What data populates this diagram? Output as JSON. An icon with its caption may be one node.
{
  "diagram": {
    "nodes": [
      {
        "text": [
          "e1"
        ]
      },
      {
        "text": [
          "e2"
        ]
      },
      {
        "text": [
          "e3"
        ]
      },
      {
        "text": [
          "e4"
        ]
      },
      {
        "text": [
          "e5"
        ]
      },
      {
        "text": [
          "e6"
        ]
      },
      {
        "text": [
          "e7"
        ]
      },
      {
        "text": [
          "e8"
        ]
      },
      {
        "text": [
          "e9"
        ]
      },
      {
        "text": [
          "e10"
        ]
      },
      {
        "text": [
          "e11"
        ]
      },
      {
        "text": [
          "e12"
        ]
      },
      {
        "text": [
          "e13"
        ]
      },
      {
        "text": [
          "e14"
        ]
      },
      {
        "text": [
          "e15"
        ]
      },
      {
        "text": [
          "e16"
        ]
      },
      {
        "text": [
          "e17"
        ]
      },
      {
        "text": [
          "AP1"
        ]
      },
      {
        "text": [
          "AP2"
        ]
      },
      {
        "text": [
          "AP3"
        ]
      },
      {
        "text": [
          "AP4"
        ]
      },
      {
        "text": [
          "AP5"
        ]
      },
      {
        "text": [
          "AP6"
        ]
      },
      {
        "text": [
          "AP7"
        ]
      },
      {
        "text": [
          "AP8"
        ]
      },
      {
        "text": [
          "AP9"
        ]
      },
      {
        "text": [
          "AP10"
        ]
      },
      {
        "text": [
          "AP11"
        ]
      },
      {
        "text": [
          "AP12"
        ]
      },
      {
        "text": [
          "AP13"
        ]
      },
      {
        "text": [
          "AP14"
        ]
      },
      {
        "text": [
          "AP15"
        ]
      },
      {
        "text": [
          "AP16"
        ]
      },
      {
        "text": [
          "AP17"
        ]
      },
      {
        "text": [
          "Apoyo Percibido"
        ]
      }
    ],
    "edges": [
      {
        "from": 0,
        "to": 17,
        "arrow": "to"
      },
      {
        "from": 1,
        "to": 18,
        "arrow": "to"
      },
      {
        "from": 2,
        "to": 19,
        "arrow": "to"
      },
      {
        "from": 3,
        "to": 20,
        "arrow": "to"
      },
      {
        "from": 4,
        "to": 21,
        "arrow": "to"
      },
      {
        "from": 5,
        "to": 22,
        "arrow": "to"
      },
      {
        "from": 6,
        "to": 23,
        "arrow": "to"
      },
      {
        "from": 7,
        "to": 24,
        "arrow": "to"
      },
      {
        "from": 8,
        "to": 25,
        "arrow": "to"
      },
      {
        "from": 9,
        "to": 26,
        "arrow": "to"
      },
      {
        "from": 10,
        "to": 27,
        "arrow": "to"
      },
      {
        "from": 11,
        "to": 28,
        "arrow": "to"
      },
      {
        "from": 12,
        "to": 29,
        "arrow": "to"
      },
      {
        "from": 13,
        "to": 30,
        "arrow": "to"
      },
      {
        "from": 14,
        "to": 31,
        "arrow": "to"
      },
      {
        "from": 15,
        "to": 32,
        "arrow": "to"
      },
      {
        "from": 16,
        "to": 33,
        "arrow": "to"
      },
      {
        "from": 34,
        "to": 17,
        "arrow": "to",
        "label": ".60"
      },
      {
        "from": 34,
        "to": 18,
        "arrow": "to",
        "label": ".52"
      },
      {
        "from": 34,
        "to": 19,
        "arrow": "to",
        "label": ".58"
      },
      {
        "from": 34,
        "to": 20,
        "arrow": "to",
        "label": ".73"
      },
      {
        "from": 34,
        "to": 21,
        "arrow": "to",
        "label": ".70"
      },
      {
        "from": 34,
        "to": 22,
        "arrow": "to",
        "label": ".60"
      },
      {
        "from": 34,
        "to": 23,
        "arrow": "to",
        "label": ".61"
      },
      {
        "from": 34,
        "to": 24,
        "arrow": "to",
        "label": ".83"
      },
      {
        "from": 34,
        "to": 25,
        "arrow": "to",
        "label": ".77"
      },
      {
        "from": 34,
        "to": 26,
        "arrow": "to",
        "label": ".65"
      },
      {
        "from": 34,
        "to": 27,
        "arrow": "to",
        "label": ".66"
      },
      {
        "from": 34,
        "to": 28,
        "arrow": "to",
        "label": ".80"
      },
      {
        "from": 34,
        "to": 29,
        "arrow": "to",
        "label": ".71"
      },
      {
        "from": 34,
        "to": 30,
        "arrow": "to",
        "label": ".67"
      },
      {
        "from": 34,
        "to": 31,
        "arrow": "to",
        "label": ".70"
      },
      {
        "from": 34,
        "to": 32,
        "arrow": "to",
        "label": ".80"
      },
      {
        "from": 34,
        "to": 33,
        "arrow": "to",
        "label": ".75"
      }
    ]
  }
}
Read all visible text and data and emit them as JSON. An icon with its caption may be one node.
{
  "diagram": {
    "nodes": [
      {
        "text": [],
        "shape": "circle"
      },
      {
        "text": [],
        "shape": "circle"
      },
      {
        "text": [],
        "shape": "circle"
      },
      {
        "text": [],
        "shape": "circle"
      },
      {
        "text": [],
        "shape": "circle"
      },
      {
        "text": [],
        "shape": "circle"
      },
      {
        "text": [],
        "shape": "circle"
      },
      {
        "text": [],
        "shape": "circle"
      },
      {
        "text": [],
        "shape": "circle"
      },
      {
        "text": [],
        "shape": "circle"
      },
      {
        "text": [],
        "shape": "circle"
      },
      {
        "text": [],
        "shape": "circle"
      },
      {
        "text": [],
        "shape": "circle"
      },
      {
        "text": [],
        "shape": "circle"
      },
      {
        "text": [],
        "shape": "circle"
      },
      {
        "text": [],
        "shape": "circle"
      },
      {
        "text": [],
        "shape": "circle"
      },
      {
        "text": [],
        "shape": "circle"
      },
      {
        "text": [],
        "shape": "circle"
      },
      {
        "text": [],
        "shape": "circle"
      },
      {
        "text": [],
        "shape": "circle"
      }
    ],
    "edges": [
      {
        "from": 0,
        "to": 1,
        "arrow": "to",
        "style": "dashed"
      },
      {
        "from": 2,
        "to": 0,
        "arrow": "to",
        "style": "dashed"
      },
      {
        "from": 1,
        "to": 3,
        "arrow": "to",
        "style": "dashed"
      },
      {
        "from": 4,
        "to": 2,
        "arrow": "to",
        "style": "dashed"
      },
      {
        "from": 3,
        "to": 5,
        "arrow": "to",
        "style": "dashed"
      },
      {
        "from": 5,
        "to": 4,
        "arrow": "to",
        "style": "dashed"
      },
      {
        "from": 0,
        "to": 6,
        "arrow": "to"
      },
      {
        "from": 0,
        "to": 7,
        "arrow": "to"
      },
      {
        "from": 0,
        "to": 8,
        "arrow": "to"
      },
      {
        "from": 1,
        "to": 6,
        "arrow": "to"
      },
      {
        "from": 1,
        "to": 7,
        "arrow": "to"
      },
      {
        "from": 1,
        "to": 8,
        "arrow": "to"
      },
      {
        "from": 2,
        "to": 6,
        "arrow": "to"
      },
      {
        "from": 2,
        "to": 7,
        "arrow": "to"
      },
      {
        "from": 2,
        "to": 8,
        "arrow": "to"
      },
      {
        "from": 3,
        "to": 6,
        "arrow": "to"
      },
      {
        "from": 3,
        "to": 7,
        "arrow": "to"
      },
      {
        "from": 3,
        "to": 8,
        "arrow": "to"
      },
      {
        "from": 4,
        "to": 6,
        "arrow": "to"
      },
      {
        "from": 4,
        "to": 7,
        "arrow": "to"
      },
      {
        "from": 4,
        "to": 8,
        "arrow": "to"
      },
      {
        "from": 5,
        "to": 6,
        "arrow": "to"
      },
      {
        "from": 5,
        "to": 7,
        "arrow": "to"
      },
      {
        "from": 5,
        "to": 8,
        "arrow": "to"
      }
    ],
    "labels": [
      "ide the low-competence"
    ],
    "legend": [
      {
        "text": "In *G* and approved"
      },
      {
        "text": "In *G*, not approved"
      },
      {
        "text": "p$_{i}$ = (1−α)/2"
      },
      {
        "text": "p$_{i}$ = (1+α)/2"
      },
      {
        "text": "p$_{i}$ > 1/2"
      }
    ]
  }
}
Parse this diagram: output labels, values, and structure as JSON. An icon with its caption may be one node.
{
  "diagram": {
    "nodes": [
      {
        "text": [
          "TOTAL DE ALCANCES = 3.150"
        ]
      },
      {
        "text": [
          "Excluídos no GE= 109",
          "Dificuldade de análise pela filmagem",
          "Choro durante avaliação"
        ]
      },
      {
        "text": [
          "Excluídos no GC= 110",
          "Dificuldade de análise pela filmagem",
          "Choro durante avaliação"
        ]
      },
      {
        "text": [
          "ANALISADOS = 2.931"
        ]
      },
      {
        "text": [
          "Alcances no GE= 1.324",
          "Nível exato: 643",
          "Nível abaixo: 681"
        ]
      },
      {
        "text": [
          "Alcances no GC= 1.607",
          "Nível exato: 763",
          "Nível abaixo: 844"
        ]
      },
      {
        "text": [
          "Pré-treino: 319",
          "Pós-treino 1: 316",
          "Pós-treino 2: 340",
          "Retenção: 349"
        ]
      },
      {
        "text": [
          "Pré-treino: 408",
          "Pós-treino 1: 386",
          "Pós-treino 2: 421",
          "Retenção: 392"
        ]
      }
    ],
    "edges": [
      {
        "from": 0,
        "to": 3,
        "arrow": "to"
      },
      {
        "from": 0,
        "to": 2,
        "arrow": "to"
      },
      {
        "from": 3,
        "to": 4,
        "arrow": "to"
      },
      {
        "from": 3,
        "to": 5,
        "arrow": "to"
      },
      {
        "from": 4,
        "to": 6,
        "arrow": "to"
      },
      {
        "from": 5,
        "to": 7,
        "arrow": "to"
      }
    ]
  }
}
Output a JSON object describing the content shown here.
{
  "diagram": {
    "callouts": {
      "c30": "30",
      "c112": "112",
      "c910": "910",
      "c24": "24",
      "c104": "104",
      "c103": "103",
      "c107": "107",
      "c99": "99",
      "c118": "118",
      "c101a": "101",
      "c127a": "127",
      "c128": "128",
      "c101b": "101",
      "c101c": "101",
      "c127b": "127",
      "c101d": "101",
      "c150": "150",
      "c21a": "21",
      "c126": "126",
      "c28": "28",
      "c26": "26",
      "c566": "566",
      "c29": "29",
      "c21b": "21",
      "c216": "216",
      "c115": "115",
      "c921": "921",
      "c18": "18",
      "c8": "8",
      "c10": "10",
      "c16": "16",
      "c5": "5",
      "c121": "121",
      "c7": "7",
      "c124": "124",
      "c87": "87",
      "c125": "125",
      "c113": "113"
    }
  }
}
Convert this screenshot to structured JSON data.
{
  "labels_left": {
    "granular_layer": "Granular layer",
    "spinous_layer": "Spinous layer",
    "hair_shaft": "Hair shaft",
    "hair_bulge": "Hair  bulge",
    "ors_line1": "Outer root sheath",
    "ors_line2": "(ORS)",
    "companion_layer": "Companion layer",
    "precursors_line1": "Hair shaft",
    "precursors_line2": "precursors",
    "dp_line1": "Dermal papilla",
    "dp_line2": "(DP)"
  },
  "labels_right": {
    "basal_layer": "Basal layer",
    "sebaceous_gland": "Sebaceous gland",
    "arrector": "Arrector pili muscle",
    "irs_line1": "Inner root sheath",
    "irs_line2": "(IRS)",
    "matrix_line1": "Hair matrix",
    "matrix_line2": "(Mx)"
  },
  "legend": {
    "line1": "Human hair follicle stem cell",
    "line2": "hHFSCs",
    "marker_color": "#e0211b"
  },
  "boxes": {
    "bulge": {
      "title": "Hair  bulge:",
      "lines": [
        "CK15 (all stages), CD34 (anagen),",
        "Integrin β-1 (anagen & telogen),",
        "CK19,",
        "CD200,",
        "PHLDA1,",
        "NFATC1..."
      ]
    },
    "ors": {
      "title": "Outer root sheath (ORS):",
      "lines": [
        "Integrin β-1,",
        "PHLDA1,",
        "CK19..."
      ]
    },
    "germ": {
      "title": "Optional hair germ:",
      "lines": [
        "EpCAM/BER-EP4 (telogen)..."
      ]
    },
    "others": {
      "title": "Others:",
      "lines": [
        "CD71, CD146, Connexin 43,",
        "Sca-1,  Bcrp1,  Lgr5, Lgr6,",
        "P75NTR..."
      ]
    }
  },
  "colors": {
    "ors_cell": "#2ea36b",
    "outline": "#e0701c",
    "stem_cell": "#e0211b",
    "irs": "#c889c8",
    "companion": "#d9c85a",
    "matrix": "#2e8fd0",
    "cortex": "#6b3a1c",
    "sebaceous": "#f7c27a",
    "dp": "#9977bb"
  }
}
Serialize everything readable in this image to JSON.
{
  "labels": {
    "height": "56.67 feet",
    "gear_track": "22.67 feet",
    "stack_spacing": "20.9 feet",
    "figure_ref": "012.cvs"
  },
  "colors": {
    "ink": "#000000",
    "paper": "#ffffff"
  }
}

→ Brief: Go through the material above and copy each line that has the word "data".

→ Worked answer:
What data populates this diagram? Output as JSON. An icon with its caption may be one node.
Read all visible text and data and emit them as JSON. An icon with its caption may be one node.
Convert this screenshot to structured JSON data.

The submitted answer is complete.